Word for word, print each line of the listing below; pictures stay out.

+++ Provided information +++

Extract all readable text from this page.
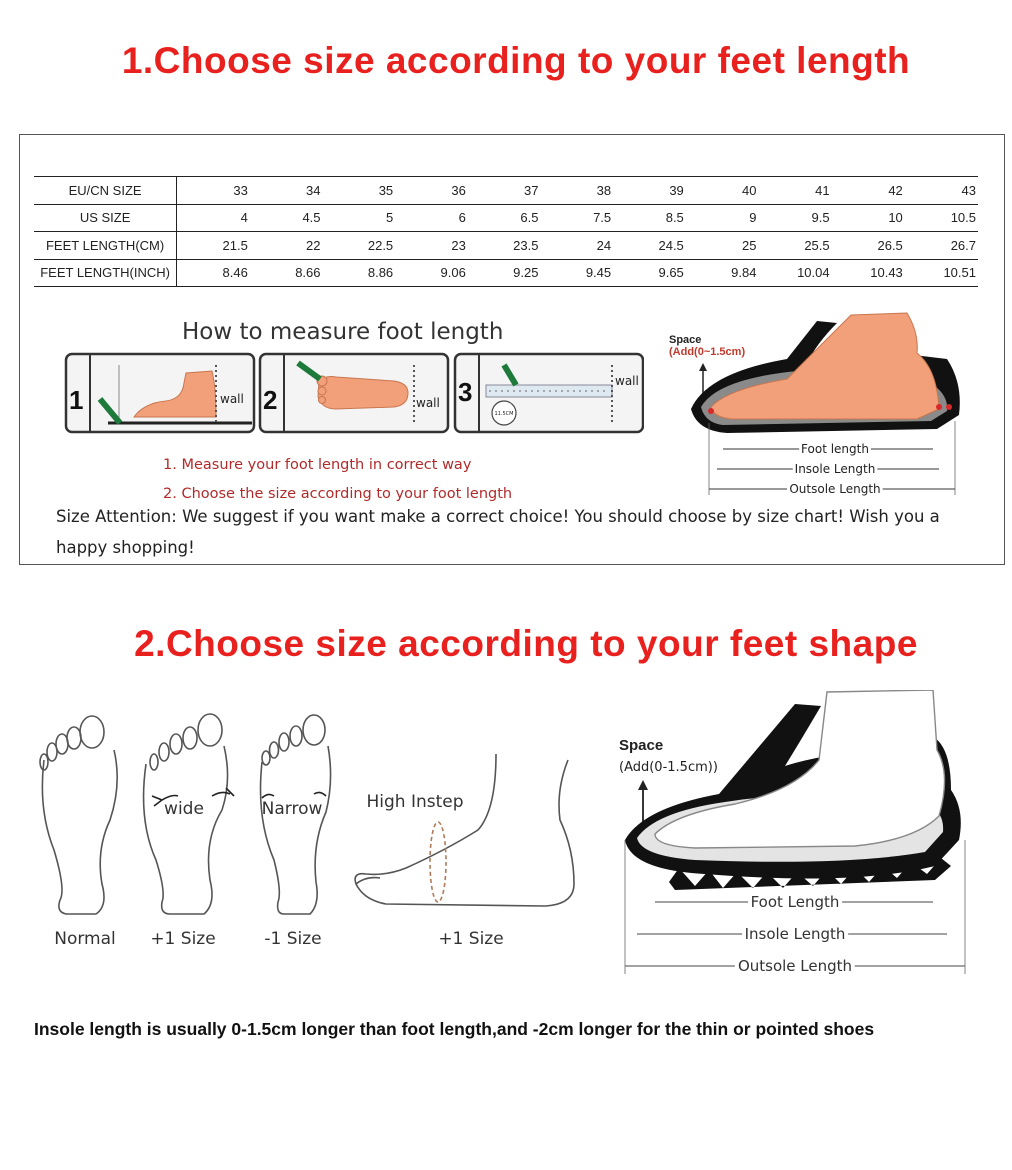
1.Choose size according to your feet length
EU/CN SIZE	33	34	35	36	37	38	39	40	41	42	43
US SIZE	4	4.5	5	6	6.5	7.5	8.5	9	9.5	10	10.5
FEET LENGTH(CM)	21.5	22	22.5	23	23.5	24	24.5	25	25.5	26.5	26.7
FEET LENGTH(INCH)	8.46	8.66	8.86	9.06	9.25	9.45	9.65	9.84	10.04	10.43	10.51
How to measure foot length
1	wall 2	wall 3	wall
11.5CM
1. Measure your foot length in correct way
2. Choose the size according to your foot length
Space
(Add(0~1.5cm)
Foot length
Insole Length
Outsole Length
Size Attention: We suggest if you want make a correct choice! You should choose by size chart! Wish you a happy shopping!
2.Choose size according to your feet shape
wide	Narrow	High Instep
Normal	+1 Size	-1 Size	+1 Size
Space
(Add(0-1.5cm))
Foot Length
Insole Length
Outsole Length
Insole length is usually 0-1.5cm longer than foot length,and -2cm longer for the thin or pointed shoes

+++

Reply:
Extract all readable text from this page.
1.Choose size according to your feet length
EU/CN SIZE	33	34	35	36	37	38	39	40	41	42	43
US SIZE	4	4.5	5	6	6.5	7.5	8.5	9	9.5	10	10.5
FEET LENGTH(CM)	21.5	22	22.5	23	23.5	24	24.5	25	25.5	26.5	26.7
FEET LENGTH(INCH)	8.46	8.66	8.86	9.06	9.25	9.45	9.65	9.84	10.04	10.43	10.51
How to measure foot length
1	wall 2	wall 3	wall
11.5CM
1. Measure your foot length in correct way
2. Choose the size according to your foot length
Space
(Add(0~1.5cm)
Foot length
Insole Length
Outsole Length
Size Attention: We suggest if you want make a correct choice! You should choose by size chart! Wish you a happy shopping!
2.Choose size according to your feet shape
wide	Narrow	High Instep
Normal	+1 Size	-1 Size	+1 Size
Space
(Add(0-1.5cm))
Foot Length
Insole Length
Outsole Length
Insole length is usually 0-1.5cm longer than foot length,and -2cm longer for the thin or pointed shoes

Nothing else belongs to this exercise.